RECORDS PROVIDED:
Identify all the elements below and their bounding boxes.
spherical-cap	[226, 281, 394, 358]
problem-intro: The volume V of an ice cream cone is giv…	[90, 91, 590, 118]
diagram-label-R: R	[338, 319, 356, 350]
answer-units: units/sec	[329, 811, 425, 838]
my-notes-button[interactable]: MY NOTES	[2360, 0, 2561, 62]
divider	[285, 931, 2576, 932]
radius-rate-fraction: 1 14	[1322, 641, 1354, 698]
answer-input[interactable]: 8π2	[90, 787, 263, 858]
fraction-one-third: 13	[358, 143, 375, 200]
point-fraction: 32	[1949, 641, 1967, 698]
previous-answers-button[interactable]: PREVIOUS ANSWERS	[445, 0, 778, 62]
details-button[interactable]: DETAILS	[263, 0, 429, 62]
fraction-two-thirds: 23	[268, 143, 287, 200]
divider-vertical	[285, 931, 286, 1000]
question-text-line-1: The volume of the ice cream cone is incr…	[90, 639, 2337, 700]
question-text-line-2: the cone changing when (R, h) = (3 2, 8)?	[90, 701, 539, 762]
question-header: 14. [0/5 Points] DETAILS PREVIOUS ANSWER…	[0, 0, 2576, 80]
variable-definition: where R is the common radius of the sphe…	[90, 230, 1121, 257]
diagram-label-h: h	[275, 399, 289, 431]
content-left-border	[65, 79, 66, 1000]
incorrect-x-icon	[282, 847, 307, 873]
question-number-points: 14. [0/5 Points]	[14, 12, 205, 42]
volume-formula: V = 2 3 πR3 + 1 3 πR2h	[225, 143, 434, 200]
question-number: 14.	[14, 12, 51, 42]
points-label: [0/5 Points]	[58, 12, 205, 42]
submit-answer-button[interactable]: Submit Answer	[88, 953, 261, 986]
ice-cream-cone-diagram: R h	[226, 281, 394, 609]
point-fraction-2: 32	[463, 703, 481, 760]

EXERCISE GOAL: Update the listing by replacing "Submit Answer" with "Check Answer" and keeping every other line the same.

SOLUTION BELOW:
Identify all the elements below and their bounding boxes.
spherical-cap	[226, 281, 394, 358]
problem-intro: The volume V of an ice cream cone is giv…	[90, 91, 590, 118]
diagram-label-R: R	[338, 319, 356, 350]
answer-units: units/sec	[329, 811, 425, 838]
my-notes-button[interactable]: MY NOTES	[2360, 0, 2561, 62]
divider	[285, 931, 2576, 932]
radius-rate-fraction: 1 14	[1322, 641, 1354, 698]
answer-input[interactable]: 8π2	[90, 787, 263, 858]
fraction-one-third: 13	[358, 143, 375, 200]
point-fraction: 32	[1949, 641, 1967, 698]
previous-answers-button[interactable]: PREVIOUS ANSWERS	[445, 0, 778, 62]
details-button[interactable]: DETAILS	[263, 0, 429, 62]
fraction-two-thirds: 23	[268, 143, 287, 200]
divider-vertical	[285, 931, 286, 1000]
question-text-line-1: The volume of the ice cream cone is incr…	[90, 639, 2337, 700]
question-text-line-2: the cone changing when (R, h) = (3 2, 8)?	[90, 701, 539, 762]
question-header: 14. [0/5 Points] DETAILS PREVIOUS ANSWER…	[0, 0, 2576, 80]
variable-definition: where R is the common radius of the sphe…	[90, 230, 1121, 257]
diagram-label-h: h	[275, 399, 289, 431]
content-left-border	[65, 79, 66, 1000]
incorrect-x-icon	[282, 847, 307, 873]
question-number-points: 14. [0/5 Points]	[14, 12, 205, 42]
volume-formula: V = 2 3 πR3 + 1 3 πR2h	[225, 143, 434, 200]
question-number: 14.	[14, 12, 51, 42]
points-label: [0/5 Points]	[58, 12, 205, 42]
submit-answer-button[interactable]: Check Answer	[88, 953, 261, 986]
ice-cream-cone-diagram: R h	[226, 281, 394, 609]
point-fraction-2: 32	[463, 703, 481, 760]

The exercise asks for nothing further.